> **文档段落**:
§ §

方法 2. 不显式地定义新的网络,通过迭代网络模块计算输出,最后返回
例如:
class FeatureExtractor(nn.Module):
def __init__(self, submodule, extracted_layers):
self.submodule = submodule
def forward(self, x):
outputs = []
for name, module in self.submodule._modules.items():
x = module(x)
if name in self.extracted_layers:
outputs += [x]
return outputs + [x]
参考 https://discuss.pytorch.org/t/how-to-extract-features-of-an-image-from-a-trained-model/119/13
这样做的好处是可以保持网络模块 stateless,即不存储 intermediate states,以免不经意间用到,导致内存一直占用。
方法3. (仅支持 nn.Sequential
模块)不显式地定义网络,直接对原模型进行索引,获取子模块
例如:
from PIL import Image
from torchvision import models, transforms
model = models.vgg16_bn(pretrained=True).features[:37]
img = transforms.Resize((224, 224))(Image.open(img_path).convert('RGB'))
img = transforms.ToTensor()(img)

§ §

> **记录集**:
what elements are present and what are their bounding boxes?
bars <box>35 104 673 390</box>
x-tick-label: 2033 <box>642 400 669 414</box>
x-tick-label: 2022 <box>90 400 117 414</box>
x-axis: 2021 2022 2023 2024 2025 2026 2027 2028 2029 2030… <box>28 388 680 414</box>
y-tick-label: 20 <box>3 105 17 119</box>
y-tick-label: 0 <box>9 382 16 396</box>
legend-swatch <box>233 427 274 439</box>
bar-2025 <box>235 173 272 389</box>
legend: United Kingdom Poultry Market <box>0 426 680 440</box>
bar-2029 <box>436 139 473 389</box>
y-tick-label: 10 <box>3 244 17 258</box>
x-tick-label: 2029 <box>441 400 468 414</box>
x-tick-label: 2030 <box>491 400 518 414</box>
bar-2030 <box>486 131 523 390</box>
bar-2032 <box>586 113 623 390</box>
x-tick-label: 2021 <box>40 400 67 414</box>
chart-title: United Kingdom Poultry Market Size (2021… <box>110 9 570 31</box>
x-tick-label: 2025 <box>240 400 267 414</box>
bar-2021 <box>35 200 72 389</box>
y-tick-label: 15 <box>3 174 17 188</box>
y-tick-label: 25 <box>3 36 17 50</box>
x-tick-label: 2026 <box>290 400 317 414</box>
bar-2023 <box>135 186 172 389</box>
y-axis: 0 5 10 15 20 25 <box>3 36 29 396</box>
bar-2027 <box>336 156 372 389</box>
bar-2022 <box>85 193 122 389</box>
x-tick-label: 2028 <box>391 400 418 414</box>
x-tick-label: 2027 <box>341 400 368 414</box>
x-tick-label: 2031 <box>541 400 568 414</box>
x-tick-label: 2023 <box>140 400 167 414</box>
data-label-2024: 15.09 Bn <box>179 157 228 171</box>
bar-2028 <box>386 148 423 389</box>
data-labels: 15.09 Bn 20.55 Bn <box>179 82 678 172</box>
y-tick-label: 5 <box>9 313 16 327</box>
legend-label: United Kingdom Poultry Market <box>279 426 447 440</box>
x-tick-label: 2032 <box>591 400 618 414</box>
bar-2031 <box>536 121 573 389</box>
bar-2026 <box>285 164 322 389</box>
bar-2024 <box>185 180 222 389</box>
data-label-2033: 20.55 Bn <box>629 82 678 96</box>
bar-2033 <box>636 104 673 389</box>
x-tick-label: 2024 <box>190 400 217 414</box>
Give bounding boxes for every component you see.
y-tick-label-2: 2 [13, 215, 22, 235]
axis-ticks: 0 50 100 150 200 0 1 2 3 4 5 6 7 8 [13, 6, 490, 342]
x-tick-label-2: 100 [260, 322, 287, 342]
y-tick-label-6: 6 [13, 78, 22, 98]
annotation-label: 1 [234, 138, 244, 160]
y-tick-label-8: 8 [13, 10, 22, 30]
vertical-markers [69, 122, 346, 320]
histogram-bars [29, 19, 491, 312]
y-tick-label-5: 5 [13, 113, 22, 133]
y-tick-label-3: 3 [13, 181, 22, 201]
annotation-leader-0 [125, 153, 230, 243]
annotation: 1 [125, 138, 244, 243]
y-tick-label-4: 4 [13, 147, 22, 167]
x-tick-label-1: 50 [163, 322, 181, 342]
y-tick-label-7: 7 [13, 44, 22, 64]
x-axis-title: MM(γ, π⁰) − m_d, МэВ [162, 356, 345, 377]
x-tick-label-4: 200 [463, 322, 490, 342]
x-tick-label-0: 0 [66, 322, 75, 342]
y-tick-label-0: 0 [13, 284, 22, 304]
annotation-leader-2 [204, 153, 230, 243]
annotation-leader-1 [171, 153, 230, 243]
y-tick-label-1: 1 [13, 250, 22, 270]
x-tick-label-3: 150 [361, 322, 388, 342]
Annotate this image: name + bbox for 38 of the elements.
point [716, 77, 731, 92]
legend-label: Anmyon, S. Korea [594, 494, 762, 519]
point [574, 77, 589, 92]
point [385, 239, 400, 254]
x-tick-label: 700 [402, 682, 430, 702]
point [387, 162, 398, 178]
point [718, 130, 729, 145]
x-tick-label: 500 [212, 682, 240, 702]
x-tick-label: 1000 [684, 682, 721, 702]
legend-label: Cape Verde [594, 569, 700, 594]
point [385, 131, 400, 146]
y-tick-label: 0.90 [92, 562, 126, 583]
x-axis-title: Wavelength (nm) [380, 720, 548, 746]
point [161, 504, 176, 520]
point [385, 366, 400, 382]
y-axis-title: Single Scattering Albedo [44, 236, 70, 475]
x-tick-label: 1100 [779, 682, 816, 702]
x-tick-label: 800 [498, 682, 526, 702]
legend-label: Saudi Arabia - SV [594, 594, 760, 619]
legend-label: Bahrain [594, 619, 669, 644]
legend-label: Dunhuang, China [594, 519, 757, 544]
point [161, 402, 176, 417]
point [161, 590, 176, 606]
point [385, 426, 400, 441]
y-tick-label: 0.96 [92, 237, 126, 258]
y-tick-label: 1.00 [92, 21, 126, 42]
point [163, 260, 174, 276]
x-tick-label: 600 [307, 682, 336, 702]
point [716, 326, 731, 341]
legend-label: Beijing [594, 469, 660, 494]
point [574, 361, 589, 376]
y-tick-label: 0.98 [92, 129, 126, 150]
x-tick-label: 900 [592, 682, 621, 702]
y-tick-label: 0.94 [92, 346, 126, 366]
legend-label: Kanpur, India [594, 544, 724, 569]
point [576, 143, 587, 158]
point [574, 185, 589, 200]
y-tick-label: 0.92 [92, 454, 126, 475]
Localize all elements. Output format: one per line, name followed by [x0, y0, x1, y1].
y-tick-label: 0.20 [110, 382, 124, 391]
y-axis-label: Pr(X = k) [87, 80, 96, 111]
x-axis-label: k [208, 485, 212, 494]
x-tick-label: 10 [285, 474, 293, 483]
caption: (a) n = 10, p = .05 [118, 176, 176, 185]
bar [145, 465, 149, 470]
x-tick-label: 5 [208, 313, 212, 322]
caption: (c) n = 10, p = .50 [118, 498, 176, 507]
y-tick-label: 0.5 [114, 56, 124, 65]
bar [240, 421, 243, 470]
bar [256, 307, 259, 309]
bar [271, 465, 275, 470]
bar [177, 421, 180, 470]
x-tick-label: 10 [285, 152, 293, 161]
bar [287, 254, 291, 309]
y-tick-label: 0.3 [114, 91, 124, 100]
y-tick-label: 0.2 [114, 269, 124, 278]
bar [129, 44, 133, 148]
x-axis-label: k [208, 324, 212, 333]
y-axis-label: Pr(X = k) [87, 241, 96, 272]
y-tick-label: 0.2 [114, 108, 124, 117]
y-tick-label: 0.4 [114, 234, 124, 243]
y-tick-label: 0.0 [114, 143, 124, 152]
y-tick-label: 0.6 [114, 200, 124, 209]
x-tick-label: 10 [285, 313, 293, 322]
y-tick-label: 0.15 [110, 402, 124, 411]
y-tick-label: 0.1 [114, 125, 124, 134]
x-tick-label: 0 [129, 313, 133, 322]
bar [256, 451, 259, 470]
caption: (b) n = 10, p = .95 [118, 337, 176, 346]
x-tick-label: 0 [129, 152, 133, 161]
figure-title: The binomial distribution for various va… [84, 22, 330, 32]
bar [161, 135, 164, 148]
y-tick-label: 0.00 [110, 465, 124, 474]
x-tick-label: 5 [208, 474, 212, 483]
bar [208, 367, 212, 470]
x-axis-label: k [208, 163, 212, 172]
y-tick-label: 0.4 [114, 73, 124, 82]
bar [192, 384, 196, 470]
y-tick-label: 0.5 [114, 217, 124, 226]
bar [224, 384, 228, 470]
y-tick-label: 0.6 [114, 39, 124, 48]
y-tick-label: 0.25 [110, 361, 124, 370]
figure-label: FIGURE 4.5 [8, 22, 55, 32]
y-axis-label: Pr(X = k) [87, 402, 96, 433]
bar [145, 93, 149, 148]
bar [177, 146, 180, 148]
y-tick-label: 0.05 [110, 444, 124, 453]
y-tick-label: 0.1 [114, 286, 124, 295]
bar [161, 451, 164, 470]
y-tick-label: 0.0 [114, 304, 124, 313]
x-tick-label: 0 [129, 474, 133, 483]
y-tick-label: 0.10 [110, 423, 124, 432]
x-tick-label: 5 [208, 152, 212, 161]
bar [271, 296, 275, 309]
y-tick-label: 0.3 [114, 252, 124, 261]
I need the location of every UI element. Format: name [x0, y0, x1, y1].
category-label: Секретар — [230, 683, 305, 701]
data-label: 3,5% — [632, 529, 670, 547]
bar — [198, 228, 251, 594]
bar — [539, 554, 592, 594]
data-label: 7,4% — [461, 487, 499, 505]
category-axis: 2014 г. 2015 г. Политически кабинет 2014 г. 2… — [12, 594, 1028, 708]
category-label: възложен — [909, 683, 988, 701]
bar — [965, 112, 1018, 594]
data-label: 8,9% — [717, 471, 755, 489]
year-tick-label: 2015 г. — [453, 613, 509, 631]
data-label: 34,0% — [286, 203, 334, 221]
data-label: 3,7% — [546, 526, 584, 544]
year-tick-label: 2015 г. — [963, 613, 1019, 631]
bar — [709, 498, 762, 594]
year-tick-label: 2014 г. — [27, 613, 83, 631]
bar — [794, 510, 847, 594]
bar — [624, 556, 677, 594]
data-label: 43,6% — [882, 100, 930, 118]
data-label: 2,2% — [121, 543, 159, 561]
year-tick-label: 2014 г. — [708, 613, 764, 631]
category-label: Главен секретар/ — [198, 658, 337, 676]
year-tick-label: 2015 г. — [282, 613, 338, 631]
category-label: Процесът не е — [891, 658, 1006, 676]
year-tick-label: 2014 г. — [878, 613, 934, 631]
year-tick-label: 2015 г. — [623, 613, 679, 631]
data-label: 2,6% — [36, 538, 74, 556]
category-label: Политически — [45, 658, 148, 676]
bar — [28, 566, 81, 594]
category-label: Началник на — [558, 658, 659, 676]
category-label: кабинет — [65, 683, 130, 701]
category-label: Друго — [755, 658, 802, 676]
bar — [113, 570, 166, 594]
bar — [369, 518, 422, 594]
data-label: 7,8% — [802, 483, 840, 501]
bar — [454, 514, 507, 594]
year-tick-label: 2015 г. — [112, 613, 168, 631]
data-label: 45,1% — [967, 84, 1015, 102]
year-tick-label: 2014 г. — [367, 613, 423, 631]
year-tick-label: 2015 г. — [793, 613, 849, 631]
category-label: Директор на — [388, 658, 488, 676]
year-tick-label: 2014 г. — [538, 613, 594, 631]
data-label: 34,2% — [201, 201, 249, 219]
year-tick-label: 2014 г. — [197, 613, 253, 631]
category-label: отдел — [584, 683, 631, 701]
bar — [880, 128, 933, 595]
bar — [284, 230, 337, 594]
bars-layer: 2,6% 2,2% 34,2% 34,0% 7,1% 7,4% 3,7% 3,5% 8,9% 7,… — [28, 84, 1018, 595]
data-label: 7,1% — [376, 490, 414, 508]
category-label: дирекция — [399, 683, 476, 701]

§ §

> **任务简述 1**:
判断下列陈述是否符合上文关于 PyTorch 提取中间层特征的文档段落。对每条回答"是"或"否",并原样引用文中起决定作用的词句。
(a) 方法3仅支持 nn.Sequential 模块。
(b) 方法2需要显式地定义新的网络。
(c) 方法2的好处是让网络模块保存中间状态。
> **任务简述 2**:
根据上文关于 PyTorch 提取中间层特征的文档段落,回答下列问题:
(a) 方法2给出的参考链接是什么?
(b) 方法3的示例中,通过 models 加载的是哪个模型?
(c) 方法3的示例中,图像被缩放到什么尺寸?
> **任务简述 3**: 接着上文关于 PyTorch 提取中间层特征的文档段落往下写,从其最后一行代码之后开始。

> **任务输出 1**:
(a) 是。"仅支持 nn.Sequential"
(b) 否。"不显式地定义新的网络"
(c) 否。"保持网络模块 stateless,即不存储 intermediate states"

> **任务输出 2**:
(a) https://discuss.pytorch.org/t/how-to-extract-features-of-an-image-from-a-trained-model/119/13
(b) vgg16_bn
(c) (224, 224)

> **任务输出 3**:
img = transforms.Normalize([0.485, 0.456, 0.406], [0.229, 0.224, 0.225])(img)
img = img.view(-1, *template_img.shape)
img = img.to('cuda')
feature = model(img.detach())
方法 2. 不显式地定义新的网络,通过迭代网络模块计算输出,最后返回
例如:
class FeatureExtractor(nn.Module): def __init__(self, submodule, extracted_layers): self.submodule = submodule def forward(self, x): outputs = [] for name, module in self.submodule._modules.items(): x = module(x) if name in self.extracted_layers: outputs += [x] return outputs + [x]
参考 https://discuss.pytorch.org/t/how-to-extract-features-of-an-image-from-a-trained-model/119/13
这样做的好处是可以保持网络模块 stateless,即不存储 intermediate states,以免不经意间用到,导致内存一直占用。
方法二一次只能得到一个batch的输出,当载入下一个batch的时候,之前的数据不是就丢失了吗?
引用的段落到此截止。